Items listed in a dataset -
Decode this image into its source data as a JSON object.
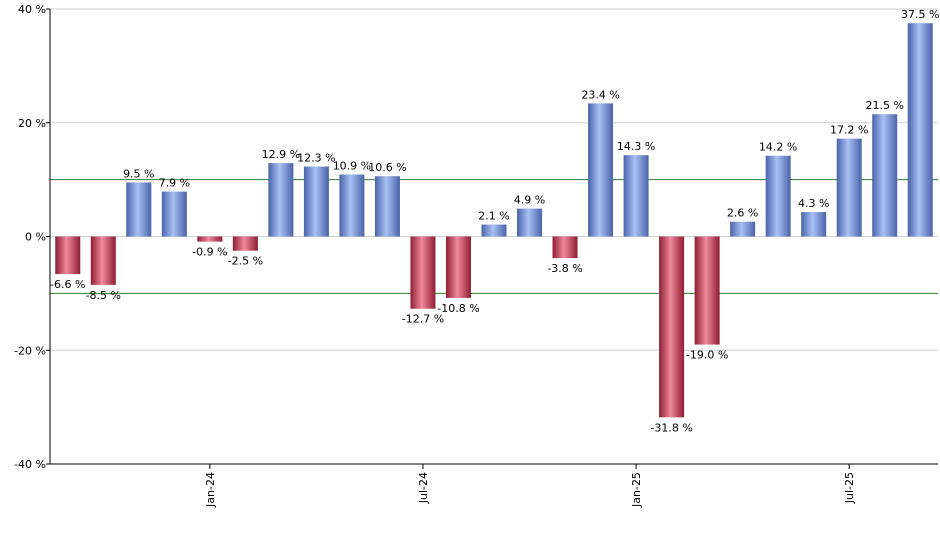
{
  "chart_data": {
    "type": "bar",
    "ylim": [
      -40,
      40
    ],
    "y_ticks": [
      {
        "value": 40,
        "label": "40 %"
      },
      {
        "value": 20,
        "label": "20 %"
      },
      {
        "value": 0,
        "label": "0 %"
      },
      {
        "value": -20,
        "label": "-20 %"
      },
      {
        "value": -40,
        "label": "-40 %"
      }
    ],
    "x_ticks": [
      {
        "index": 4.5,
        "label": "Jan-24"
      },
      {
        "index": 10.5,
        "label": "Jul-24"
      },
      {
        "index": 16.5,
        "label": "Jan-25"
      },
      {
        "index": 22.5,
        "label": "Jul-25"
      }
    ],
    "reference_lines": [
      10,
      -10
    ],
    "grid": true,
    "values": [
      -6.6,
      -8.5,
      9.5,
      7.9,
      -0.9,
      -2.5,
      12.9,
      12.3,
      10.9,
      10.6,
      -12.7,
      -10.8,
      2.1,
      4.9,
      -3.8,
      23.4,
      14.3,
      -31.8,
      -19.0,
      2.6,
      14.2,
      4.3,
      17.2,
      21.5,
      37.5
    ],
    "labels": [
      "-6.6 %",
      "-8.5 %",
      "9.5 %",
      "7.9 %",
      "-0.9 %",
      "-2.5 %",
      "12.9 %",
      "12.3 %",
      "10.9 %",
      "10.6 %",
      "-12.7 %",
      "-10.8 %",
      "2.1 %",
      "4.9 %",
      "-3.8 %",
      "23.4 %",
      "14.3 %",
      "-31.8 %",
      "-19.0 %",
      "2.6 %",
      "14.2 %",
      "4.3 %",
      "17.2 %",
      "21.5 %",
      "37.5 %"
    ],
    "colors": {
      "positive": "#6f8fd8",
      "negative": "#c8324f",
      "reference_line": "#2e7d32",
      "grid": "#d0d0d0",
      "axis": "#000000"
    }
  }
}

SHORT TASK -
Reproduce every line exactly and omit all pictures.

RESULT BELOW -
Decode this image into its source data as a JSON object.
{
  "chart_data": {
    "type": "bar",
    "ylim": [
      -40,
      40
    ],
    "y_ticks": [
      {
        "value": 40,
        "label": "40 %"
      },
      {
        "value": 20,
        "label": "20 %"
      },
      {
        "value": 0,
        "label": "0 %"
      },
      {
        "value": -20,
        "label": "-20 %"
      },
      {
        "value": -40,
        "label": "-40 %"
      }
    ],
    "x_ticks": [
      {
        "index": 4.5,
        "label": "Jan-24"
      },
      {
        "index": 10.5,
        "label": "Jul-24"
      },
      {
        "index": 16.5,
        "label": "Jan-25"
      },
      {
        "index": 22.5,
        "label": "Jul-25"
      }
    ],
    "reference_lines": [
      10,
      -10
    ],
    "grid": true,
    "values": [
      -6.6,
      -8.5,
      9.5,
      7.9,
      -0.9,
      -2.5,
      12.9,
      12.3,
      10.9,
      10.6,
      -12.7,
      -10.8,
      2.1,
      4.9,
      -3.8,
      23.4,
      14.3,
      -31.8,
      -19.0,
      2.6,
      14.2,
      4.3,
      17.2,
      21.5,
      37.5
    ],
    "labels": [
      "-6.6 %",
      "-8.5 %",
      "9.5 %",
      "7.9 %",
      "-0.9 %",
      "-2.5 %",
      "12.9 %",
      "12.3 %",
      "10.9 %",
      "10.6 %",
      "-12.7 %",
      "-10.8 %",
      "2.1 %",
      "4.9 %",
      "-3.8 %",
      "23.4 %",
      "14.3 %",
      "-31.8 %",
      "-19.0 %",
      "2.6 %",
      "14.2 %",
      "4.3 %",
      "17.2 %",
      "21.5 %",
      "37.5 %"
    ],
    "colors": {
      "positive": "#6f8fd8",
      "negative": "#c8324f",
      "reference_line": "#2e7d32",
      "grid": "#d0d0d0",
      "axis": "#000000"
    }
  }
}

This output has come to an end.